| PAGE TEXT |

---------------

Real estate or land assets are much more expensive than bonds or stocks. Therefore investors most often avail themselves of a mortgage loan that can be collateralized by the land or real estate itself. Accordingly we usually use the terms *equity* or *leverage* with reference to the money paid by the investor as opposed to the amount lent by the bank. Their ratio is called Loan-to-Value (LTV) which is considered to represent the risk taken by the investor. Most banks regard 20% of the appraised value as a minimum equity requirement. Quite a number of pension funds and REITs, or Real Estate Investment Trusts, regularly purchase land or real estate with *zero* leverage thereby minimizing their risks, but capping their Return-On-Investment (ROI) as well.

---------------

| DATASET EXTRACT |
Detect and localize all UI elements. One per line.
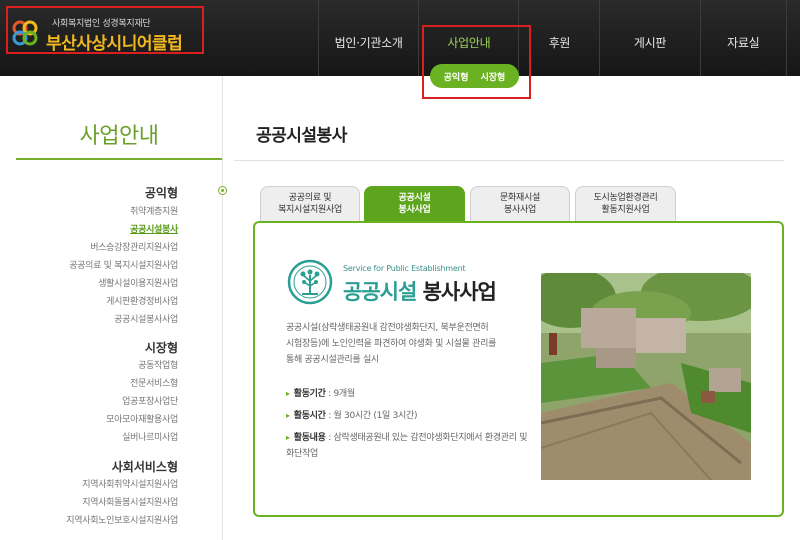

---------------

| SHORT PROBLEM 1 |
Do these statements agree with the real estate passage? Answer yes or no for each and quote the words from the passage that decide it.
(a) Most banks treat 20% of the appraised value as the minimum equity requirement.
(b) Buying with zero leverage raises the Return-On-Investment for pension funds and REITs.
(c) Real estate assets cost less than bonds or stocks.
| SHORT PROBLEM 2 |
Answer these questions using the real estate passage:
(a) What is the ratio between the investor's money and the bank's loan called?
(b) What can collateralize the mortgage loan?
(c) What does REIT stand for?
| SHORT PROBLEM 3 |
Write the next part of the real estate passage, picking up after its last sentence.

| EXPECTED ANSWER 1 |
(a) Yes: "Most banks regard 20% of the appraised value as a minimum equity requirement."
(b) No: "thereby minimizing their risks, but capping their Return-On-Investment (ROI) as well."
(c) No: "Real estate or land assets are much more expensive than bonds or stocks."

| EXPECTED ANSWER 2 |
(a) Loan-to-Value (LTV)
(b) The land or real estate itself
(c) Real Estate Investment Trusts

| EXPECTED ANSWER 3 |
If the purchase of the land or real estate is leveraged, the necessary monthly instalments or “carry costs” might create a negative cash flow for the investor right away after purchase. In addition to possible positive cash flow elements such as those generated by depreciation, equity buildup and capital appreciation, investors might also partially or entirely offset the “carry costs” by means of the so-called Net Operating Income, or NOI. This technical term typically means *rents less expenses* and in countries other than the US it is often referred to as Net Cash Flow. The ratio *NOI/purchase price* is called the Capitalization Rate. It indirectly indicates in how many years the property or real estate will pay for itself in an interest-free financial environment.

E.g. if an investor has purchased a piece of land or real estate for $ 800,000 which generates a positive Net Operating Income of $ 40,000 annually, then the Capitalization Rate of the property is 5%. It shows the investor that the land property or real estate will pay for itself in 20 years in terms of net cash flows.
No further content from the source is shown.